[Start of Input data]

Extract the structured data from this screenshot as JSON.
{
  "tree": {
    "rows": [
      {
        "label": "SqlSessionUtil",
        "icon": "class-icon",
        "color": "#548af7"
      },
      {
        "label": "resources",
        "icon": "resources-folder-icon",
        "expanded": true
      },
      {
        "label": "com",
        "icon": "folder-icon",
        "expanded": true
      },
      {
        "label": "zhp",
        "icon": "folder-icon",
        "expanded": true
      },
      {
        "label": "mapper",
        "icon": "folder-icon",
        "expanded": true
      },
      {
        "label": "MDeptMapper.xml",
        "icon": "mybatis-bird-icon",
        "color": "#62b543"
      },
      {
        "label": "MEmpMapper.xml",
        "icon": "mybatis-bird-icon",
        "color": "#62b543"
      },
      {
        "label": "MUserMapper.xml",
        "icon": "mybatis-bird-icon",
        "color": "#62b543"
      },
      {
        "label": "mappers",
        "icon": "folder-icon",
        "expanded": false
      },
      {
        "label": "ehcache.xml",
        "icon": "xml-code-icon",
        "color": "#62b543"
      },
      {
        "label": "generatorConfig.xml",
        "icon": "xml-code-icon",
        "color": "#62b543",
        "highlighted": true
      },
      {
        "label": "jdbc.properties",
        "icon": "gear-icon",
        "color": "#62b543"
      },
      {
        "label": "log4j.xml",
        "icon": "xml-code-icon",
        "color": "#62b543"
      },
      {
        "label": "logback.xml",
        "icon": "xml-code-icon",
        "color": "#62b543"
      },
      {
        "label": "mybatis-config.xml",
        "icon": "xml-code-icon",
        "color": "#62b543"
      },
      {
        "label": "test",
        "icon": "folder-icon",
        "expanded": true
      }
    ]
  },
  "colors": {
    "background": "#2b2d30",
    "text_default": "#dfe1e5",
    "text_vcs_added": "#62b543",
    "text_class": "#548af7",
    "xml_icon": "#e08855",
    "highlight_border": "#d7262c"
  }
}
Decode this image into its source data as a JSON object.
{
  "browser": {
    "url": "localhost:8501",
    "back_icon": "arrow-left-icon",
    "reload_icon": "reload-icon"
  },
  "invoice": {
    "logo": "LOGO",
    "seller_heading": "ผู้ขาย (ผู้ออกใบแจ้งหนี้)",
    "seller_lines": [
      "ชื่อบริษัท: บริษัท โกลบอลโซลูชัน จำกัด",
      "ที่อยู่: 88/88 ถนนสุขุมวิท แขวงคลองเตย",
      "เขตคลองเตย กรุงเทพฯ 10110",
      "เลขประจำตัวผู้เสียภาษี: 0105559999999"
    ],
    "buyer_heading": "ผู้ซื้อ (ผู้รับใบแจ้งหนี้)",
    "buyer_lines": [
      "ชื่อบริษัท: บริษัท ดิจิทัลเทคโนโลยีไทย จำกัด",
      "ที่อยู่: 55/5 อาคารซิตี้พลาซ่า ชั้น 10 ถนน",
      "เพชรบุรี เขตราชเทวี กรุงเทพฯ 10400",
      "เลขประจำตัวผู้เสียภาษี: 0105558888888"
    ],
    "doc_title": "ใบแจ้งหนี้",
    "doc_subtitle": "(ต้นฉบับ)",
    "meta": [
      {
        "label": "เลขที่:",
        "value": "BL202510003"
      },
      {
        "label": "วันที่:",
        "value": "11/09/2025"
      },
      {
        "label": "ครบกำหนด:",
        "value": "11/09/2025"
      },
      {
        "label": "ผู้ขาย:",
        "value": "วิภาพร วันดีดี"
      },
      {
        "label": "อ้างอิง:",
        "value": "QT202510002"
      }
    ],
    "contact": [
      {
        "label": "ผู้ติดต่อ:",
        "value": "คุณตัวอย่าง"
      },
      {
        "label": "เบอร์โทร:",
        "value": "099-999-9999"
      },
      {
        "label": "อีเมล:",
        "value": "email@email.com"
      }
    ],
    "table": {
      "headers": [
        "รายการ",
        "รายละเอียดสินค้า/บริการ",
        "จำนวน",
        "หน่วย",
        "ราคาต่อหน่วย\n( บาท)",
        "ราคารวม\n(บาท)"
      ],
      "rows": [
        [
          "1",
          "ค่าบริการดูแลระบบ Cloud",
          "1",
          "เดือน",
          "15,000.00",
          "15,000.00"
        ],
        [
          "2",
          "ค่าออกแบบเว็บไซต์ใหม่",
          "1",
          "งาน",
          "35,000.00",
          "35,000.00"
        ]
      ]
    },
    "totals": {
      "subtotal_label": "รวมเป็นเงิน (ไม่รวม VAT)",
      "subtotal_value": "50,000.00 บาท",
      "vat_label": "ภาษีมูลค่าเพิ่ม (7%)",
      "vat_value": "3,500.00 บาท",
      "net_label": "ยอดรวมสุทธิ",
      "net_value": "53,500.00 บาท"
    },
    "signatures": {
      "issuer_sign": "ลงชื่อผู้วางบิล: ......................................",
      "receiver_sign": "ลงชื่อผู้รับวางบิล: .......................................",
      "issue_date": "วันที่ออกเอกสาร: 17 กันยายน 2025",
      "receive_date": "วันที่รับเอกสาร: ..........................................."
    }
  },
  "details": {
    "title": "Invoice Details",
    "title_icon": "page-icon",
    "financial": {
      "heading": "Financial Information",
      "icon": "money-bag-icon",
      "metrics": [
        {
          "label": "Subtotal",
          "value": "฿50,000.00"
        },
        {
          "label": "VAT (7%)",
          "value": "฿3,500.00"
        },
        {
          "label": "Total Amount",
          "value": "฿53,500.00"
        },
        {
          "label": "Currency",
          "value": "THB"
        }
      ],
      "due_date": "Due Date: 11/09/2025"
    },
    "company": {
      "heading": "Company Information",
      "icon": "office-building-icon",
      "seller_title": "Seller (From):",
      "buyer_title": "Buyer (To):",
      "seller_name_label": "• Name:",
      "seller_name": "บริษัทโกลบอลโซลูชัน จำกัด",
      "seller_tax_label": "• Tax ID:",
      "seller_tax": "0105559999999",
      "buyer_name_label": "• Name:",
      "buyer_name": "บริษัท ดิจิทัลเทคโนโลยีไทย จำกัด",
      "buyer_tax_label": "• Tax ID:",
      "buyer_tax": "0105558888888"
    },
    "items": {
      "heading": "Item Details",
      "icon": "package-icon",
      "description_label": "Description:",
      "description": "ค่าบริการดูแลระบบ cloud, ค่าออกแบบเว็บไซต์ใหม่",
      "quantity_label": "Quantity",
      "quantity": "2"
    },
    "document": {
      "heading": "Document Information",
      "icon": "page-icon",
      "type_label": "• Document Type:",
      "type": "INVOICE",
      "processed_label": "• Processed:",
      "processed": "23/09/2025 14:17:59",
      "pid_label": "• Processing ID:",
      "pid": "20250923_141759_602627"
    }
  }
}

[End of Input data]

*Your objective*
Where a line holds "เลขประจำต", copy that line.

*Result for this task*
      "เลขประจำตัวผู้เสียภาษี: 0105559999999"
      "เลขประจำตัวผู้เสียภาษี: 0105558888888"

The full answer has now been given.